Brief: Find the string "supplements" and gather every line that holds it.

## START Task data

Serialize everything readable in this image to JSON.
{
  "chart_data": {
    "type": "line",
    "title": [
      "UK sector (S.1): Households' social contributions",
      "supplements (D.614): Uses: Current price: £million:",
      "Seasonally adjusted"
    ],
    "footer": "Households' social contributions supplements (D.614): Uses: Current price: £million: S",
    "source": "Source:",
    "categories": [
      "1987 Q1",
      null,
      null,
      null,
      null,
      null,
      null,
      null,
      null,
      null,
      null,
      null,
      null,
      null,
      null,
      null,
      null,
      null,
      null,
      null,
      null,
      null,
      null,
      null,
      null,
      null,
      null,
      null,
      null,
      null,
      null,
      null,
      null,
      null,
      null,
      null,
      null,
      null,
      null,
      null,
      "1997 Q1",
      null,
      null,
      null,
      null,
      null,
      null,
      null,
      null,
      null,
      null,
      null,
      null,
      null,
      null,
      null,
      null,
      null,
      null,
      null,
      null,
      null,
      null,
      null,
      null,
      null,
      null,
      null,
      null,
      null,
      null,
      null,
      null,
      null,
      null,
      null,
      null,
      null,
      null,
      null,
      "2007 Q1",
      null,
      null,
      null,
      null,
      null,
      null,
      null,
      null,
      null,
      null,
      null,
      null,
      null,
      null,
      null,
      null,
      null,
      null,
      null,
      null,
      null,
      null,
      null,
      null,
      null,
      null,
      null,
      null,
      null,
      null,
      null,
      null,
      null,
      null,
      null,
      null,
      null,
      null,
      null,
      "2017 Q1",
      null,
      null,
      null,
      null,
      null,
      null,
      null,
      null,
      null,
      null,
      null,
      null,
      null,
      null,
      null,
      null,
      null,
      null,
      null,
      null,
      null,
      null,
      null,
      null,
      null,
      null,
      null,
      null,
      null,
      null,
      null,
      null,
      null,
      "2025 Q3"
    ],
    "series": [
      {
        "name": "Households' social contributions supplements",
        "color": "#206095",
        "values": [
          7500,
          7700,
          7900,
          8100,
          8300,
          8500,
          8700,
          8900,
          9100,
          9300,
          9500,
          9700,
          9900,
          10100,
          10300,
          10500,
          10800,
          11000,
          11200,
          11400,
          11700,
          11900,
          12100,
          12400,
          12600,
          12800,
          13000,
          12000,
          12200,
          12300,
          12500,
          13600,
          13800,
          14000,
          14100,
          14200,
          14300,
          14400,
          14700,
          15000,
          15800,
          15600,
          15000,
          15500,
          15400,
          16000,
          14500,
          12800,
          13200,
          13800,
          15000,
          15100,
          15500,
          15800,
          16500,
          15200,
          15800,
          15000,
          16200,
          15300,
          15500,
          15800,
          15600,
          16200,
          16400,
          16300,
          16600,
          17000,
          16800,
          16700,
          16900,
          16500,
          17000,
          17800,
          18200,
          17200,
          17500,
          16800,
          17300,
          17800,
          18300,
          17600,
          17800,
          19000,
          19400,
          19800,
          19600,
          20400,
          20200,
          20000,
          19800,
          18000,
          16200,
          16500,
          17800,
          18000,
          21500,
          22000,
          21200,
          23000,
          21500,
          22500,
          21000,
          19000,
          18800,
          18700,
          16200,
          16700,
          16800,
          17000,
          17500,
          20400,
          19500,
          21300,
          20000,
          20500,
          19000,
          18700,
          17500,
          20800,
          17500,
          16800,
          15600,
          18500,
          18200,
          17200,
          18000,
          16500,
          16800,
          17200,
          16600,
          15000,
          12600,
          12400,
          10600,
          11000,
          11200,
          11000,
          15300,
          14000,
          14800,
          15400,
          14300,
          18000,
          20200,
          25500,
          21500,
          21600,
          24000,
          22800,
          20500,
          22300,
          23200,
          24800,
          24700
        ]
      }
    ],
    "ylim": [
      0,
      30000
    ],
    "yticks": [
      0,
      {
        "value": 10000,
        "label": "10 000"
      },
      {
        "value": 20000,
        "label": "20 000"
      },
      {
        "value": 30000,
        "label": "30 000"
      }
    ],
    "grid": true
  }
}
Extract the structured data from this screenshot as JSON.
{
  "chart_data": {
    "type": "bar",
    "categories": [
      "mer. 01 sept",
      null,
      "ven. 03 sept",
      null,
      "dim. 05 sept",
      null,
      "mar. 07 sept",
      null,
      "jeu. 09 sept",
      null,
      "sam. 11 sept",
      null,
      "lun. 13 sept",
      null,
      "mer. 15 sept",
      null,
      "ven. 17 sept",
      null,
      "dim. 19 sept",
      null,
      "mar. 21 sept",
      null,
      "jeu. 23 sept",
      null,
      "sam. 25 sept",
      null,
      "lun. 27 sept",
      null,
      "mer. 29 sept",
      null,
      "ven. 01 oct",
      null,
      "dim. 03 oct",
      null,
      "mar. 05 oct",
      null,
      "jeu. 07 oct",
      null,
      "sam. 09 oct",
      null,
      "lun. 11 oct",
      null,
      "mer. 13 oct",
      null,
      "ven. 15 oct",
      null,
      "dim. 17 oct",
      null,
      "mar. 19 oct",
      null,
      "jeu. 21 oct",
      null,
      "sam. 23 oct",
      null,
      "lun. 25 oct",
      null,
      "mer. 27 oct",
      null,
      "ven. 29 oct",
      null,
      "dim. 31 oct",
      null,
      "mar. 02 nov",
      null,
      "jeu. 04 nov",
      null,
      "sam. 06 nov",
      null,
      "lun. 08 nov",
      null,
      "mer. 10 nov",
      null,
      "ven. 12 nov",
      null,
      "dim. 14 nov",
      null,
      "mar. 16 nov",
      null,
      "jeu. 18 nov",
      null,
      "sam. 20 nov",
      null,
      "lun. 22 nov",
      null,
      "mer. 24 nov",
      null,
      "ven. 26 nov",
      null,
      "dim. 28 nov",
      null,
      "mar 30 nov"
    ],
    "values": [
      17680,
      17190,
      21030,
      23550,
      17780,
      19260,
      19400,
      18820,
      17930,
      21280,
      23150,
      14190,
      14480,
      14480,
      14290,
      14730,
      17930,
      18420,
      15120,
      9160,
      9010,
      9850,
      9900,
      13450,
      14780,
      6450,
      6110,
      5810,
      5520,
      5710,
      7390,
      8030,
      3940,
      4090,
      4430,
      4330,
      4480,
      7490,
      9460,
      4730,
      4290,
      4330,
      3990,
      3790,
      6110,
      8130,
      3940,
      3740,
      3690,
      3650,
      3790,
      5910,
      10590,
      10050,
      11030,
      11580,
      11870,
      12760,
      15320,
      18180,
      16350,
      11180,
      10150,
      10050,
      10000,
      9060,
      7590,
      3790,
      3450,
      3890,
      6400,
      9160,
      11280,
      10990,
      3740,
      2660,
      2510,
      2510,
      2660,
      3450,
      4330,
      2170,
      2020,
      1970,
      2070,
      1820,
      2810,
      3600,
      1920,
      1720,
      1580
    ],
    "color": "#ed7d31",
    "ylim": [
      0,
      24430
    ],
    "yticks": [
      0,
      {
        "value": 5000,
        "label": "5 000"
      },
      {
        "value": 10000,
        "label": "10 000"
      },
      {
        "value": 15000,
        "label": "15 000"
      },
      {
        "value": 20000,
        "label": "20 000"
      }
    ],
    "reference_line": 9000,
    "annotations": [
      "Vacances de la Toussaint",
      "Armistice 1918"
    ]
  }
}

## END Task data

Answer to the problem:
      "supplements (D.614): Uses: Current price: £million:",
    "footer": "Households' social contributions supplements (D.614): Uses: Current price: £million: S",
        "name": "Households' social contributions supplements",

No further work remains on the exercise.